→ **Problem description**:
Search the data for the string "Shooters" and gather each line it is in.

→ **Records for the task**:

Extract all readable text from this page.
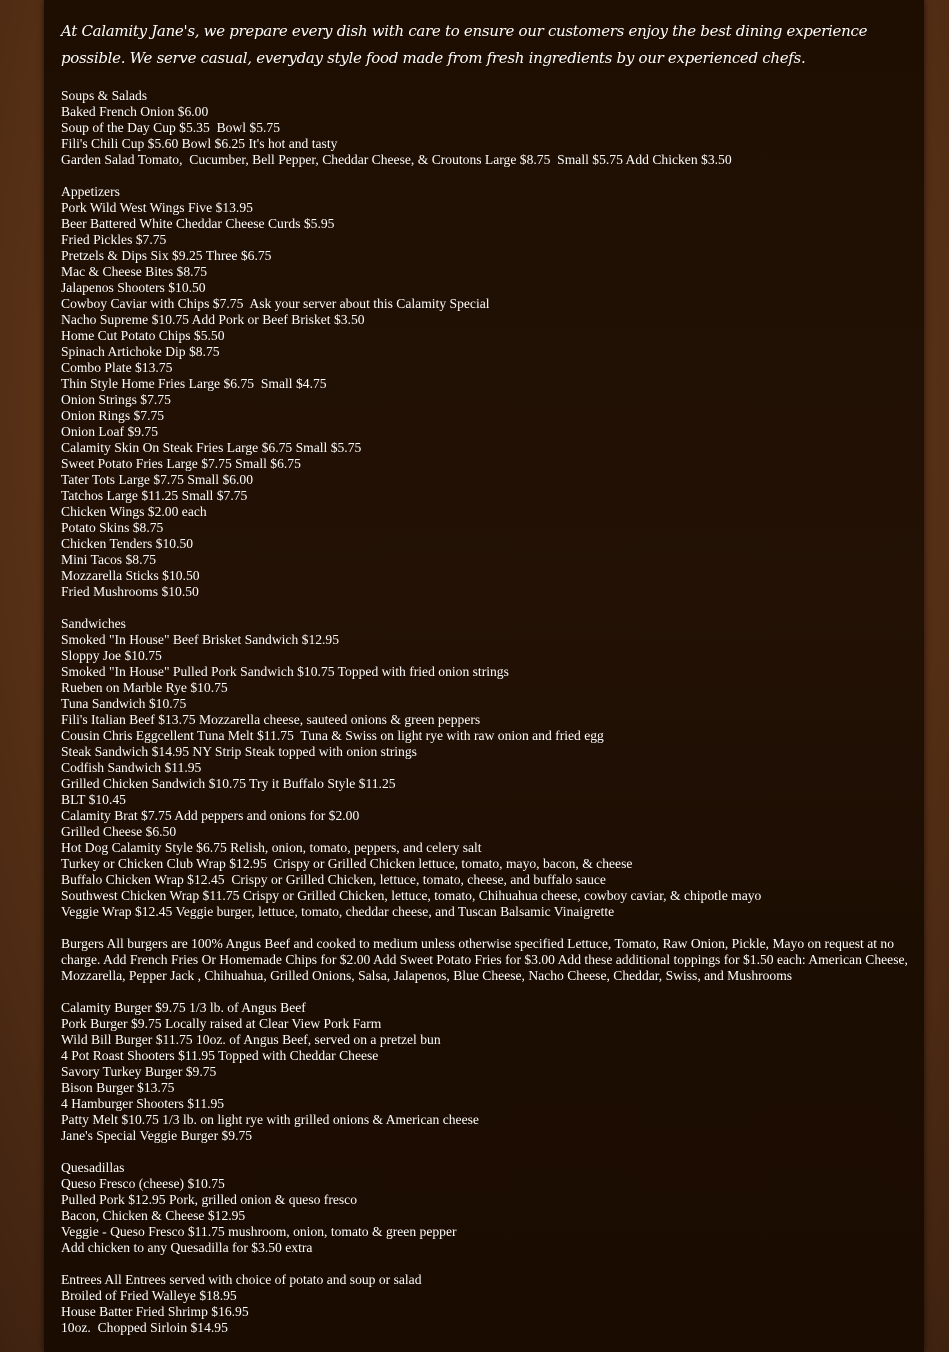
At Calamity Jane's, we prepare every dish with care to ensure our customers enjoy the best dining experience possible. We serve casual, everyday style food made from fresh ingredients by our experienced chefs.

Soups & Salads
Baked French Onion $6.00
Soup of the Day Cup $5.35  Bowl $5.75
Fili's Chili Cup $5.60 Bowl $6.25 It's hot and tasty
Garden Salad Tomato,  Cucumber, Bell Pepper, Cheddar Cheese, & Croutons Large $8.75  Small $5.75 Add Chicken $3.50
Appetizers
Pork Wild West Wings Five $13.95
Beer Battered White Cheddar Cheese Curds $5.95
Fried Pickles $7.75
Pretzels & Dips Six $9.25 Three $6.75
Mac & Cheese Bites $8.75
Jalapenos Shooters $10.50
Cowboy Caviar with Chips $7.75  Ask your server about this Calamity Special
Nacho Supreme $10.75 Add Pork or Beef Brisket $3.50
Home Cut Potato Chips $5.50
Spinach Artichoke Dip $8.75
Combo Plate $13.75
Thin Style Home Fries Large $6.75  Small $4.75
Onion Strings $7.75
Onion Rings $7.75
Onion Loaf $9.75
Calamity Skin On Steak Fries Large $6.75 Small $5.75
Sweet Potato Fries Large $7.75 Small $6.75
Tater Tots Large $7.75 Small $6.00
Tatchos Large $11.25 Small $7.75
Chicken Wings $2.00 each
Potato Skins $8.75
Chicken Tenders $10.50
Mini Tacos $8.75
Mozzarella Sticks $10.50
Fried Mushrooms $10.50
Sandwiches
Smoked "In House" Beef Brisket Sandwich $12.95
Sloppy Joe $10.75
Smoked "In House" Pulled Pork Sandwich $10.75 Topped with fried onion strings
Rueben on Marble Rye $10.75
Tuna Sandwich $10.75
Fili's Italian Beef $13.75 Mozzarella cheese, sauteed onions & green peppers
Cousin Chris Eggcellent Tuna Melt $11.75  Tuna & Swiss on light rye with raw onion and fried egg
Steak Sandwich $14.95 NY Strip Steak topped with onion strings
Codfish Sandwich $11.95
Grilled Chicken Sandwich $10.75 Try it Buffalo Style $11.25
BLT $10.45
Calamity Brat $7.75 Add peppers and onions for $2.00
Grilled Cheese $6.50
Hot Dog Calamity Style $6.75 Relish, onion, tomato, peppers, and celery salt
Turkey or Chicken Club Wrap $12.95  Crispy or Grilled Chicken lettuce, tomato, mayo, bacon, & cheese
Buffalo Chicken Wrap $12.45  Crispy or Grilled Chicken, lettuce, tomato, cheese, and buffalo sauce
Southwest Chicken Wrap $11.75 Crispy or Grilled Chicken, lettuce, tomato, Chihuahua cheese, cowboy caviar, & chipotle mayo
Veggie Wrap $12.45 Veggie burger, lettuce, tomato, cheddar cheese, and Tuscan Balsamic Vinaigrette
Burgers All burgers are 100% Angus Beef and cooked to medium unless otherwise specified Lettuce, Tomato, Raw Onion, Pickle, Mayo on request at no charge. Add French Fries Or Homemade Chips for $2.00 Add Sweet Potato Fries for $3.00 Add these additional toppings for $1.50 each: American Cheese, Mozzarella, Pepper Jack , Chihuahua, Grilled Onions, Salsa, Jalapenos, Blue Cheese, Nacho Cheese, Cheddar, Swiss, and Mushrooms
Calamity Burger $9.75 1/3 lb. of Angus Beef
Pork Burger $9.75 Locally raised at Clear View Pork Farm
Wild Bill Burger $11.75 10oz. of Angus Beef, served on a pretzel bun
4 Pot Roast Shooters $11.95 Topped with Cheddar Cheese
Savory Turkey Burger $9.75
Bison Burger $13.75
4 Hamburger Shooters $11.95
Patty Melt $10.75 1/3 lb. on light rye with grilled onions & American cheese
Jane's Special Veggie Burger $9.75
Quesadillas
Queso Fresco (cheese) $10.75
Pulled Pork $12.95 Pork, grilled onion & queso fresco
Bacon, Chicken & Cheese $12.95
Veggie - Queso Fresco $11.75 mushroom, onion, tomato & green pepper
Add chicken to any Quesadilla for $3.50 extra
Entrees All Entrees served with choice of potato and soup or salad
Broiled of Fried Walleye $18.95
House Batter Fried Shrimp $16.95
10oz.  Chopped Sirloin $14.95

→ **Response to this exercise**:
Jalapenos Shooters $10.50
4 Pot Roast Shooters $11.95 Topped with Cheddar Cheese
4 Hamburger Shooters $11.95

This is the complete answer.